▸ SET EXERCISE
Transcribe the material in full, exactly as written.

---------- DATA SECTION

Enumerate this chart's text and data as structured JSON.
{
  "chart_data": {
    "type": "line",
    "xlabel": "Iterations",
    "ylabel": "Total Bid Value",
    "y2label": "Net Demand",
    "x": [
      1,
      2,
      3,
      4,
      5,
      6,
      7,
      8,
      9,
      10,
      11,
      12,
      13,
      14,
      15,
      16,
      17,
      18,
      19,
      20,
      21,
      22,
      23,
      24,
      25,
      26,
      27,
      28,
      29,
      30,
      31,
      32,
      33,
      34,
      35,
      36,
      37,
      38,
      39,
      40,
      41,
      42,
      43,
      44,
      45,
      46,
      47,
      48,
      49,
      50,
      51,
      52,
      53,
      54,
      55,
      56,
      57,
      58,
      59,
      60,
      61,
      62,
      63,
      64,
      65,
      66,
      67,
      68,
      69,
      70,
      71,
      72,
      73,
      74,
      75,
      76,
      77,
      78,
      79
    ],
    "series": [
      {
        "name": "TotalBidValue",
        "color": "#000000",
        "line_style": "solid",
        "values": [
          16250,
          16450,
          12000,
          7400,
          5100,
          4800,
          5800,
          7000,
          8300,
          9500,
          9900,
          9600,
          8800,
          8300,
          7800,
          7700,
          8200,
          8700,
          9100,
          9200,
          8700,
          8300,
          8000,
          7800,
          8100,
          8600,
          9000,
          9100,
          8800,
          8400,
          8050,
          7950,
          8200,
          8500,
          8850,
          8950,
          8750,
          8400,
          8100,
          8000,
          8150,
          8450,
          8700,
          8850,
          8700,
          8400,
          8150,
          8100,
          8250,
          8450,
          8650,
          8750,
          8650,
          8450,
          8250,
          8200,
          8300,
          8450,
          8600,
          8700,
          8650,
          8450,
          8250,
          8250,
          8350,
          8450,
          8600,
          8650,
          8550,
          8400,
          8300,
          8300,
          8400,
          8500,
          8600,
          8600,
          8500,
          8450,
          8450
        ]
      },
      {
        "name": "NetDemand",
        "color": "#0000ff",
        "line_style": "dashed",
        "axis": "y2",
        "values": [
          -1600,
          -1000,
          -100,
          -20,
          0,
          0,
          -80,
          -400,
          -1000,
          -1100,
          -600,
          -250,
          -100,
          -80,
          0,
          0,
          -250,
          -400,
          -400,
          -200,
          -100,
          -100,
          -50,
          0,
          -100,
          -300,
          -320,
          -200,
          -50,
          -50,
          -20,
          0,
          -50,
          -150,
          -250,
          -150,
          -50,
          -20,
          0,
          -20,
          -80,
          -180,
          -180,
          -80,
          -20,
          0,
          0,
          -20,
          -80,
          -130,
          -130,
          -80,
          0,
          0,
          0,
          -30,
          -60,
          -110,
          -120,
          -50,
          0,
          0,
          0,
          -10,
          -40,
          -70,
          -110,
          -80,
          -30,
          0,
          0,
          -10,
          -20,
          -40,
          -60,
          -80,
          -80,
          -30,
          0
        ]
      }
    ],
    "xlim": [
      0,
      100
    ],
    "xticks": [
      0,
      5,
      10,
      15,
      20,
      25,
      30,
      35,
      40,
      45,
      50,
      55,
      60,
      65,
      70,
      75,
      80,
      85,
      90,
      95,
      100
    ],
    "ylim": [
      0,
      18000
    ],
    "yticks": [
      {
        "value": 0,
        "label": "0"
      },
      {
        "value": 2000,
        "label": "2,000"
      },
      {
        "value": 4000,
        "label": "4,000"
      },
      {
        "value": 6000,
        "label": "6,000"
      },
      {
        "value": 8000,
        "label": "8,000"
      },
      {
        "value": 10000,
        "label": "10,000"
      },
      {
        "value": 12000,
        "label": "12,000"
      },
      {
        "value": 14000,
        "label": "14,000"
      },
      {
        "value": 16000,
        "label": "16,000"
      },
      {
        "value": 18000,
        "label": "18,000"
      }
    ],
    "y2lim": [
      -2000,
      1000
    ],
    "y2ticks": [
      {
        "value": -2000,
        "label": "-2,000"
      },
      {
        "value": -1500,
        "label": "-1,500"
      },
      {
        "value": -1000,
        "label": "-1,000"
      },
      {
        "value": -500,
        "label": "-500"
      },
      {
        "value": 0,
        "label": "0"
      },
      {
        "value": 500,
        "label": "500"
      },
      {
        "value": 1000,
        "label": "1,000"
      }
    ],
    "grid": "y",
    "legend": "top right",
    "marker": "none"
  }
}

--------------------

▸ OUTPUT BELOW
Enumerate this chart's text and data as structured JSON.
{
  "chart_data": {
    "type": "line",
    "xlabel": "Iterations",
    "ylabel": "Total Bid Value",
    "y2label": "Net Demand",
    "x": [
      1,
      2,
      3,
      4,
      5,
      6,
      7,
      8,
      9,
      10,
      11,
      12,
      13,
      14,
      15,
      16,
      17,
      18,
      19,
      20,
      21,
      22,
      23,
      24,
      25,
      26,
      27,
      28,
      29,
      30,
      31,
      32,
      33,
      34,
      35,
      36,
      37,
      38,
      39,
      40,
      41,
      42,
      43,
      44,
      45,
      46,
      47,
      48,
      49,
      50,
      51,
      52,
      53,
      54,
      55,
      56,
      57,
      58,
      59,
      60,
      61,
      62,
      63,
      64,
      65,
      66,
      67,
      68,
      69,
      70,
      71,
      72,
      73,
      74,
      75,
      76,
      77,
      78,
      79
    ],
    "series": [
      {
        "name": "TotalBidValue",
        "color": "#000000",
        "line_style": "solid",
        "values": [
          16250,
          16450,
          12000,
          7400,
          5100,
          4800,
          5800,
          7000,
          8300,
          9500,
          9900,
          9600,
          8800,
          8300,
          7800,
          7700,
          8200,
          8700,
          9100,
          9200,
          8700,
          8300,
          8000,
          7800,
          8100,
          8600,
          9000,
          9100,
          8800,
          8400,
          8050,
          7950,
          8200,
          8500,
          8850,
          8950,
          8750,
          8400,
          8100,
          8000,
          8150,
          8450,
          8700,
          8850,
          8700,
          8400,
          8150,
          8100,
          8250,
          8450,
          8650,
          8750,
          8650,
          8450,
          8250,
          8200,
          8300,
          8450,
          8600,
          8700,
          8650,
          8450,
          8250,
          8250,
          8350,
          8450,
          8600,
          8650,
          8550,
          8400,
          8300,
          8300,
          8400,
          8500,
          8600,
          8600,
          8500,
          8450,
          8450
        ]
      },
      {
        "name": "NetDemand",
        "color": "#0000ff",
        "line_style": "dashed",
        "axis": "y2",
        "values": [
          -1600,
          -1000,
          -100,
          -20,
          0,
          0,
          -80,
          -400,
          -1000,
          -1100,
          -600,
          -250,
          -100,
          -80,
          0,
          0,
          -250,
          -400,
          -400,
          -200,
          -100,
          -100,
          -50,
          0,
          -100,
          -300,
          -320,
          -200,
          -50,
          -50,
          -20,
          0,
          -50,
          -150,
          -250,
          -150,
          -50,
          -20,
          0,
          -20,
          -80,
          -180,
          -180,
          -80,
          -20,
          0,
          0,
          -20,
          -80,
          -130,
          -130,
          -80,
          0,
          0,
          0,
          -30,
          -60,
          -110,
          -120,
          -50,
          0,
          0,
          0,
          -10,
          -40,
          -70,
          -110,
          -80,
          -30,
          0,
          0,
          -10,
          -20,
          -40,
          -60,
          -80,
          -80,
          -30,
          0
        ]
      }
    ],
    "xlim": [
      0,
      100
    ],
    "xticks": [
      0,
      5,
      10,
      15,
      20,
      25,
      30,
      35,
      40,
      45,
      50,
      55,
      60,
      65,
      70,
      75,
      80,
      85,
      90,
      95,
      100
    ],
    "ylim": [
      0,
      18000
    ],
    "yticks": [
      {
        "value": 0,
        "label": "0"
      },
      {
        "value": 2000,
        "label": "2,000"
      },
      {
        "value": 4000,
        "label": "4,000"
      },
      {
        "value": 6000,
        "label": "6,000"
      },
      {
        "value": 8000,
        "label": "8,000"
      },
      {
        "value": 10000,
        "label": "10,000"
      },
      {
        "value": 12000,
        "label": "12,000"
      },
      {
        "value": 14000,
        "label": "14,000"
      },
      {
        "value": 16000,
        "label": "16,000"
      },
      {
        "value": 18000,
        "label": "18,000"
      }
    ],
    "y2lim": [
      -2000,
      1000
    ],
    "y2ticks": [
      {
        "value": -2000,
        "label": "-2,000"
      },
      {
        "value": -1500,
        "label": "-1,500"
      },
      {
        "value": -1000,
        "label": "-1,000"
      },
      {
        "value": -500,
        "label": "-500"
      },
      {
        "value": 0,
        "label": "0"
      },
      {
        "value": 500,
        "label": "500"
      },
      {
        "value": 1000,
        "label": "1,000"
      }
    ],
    "grid": "y",
    "legend": "top right",
    "marker": "none"
  }
}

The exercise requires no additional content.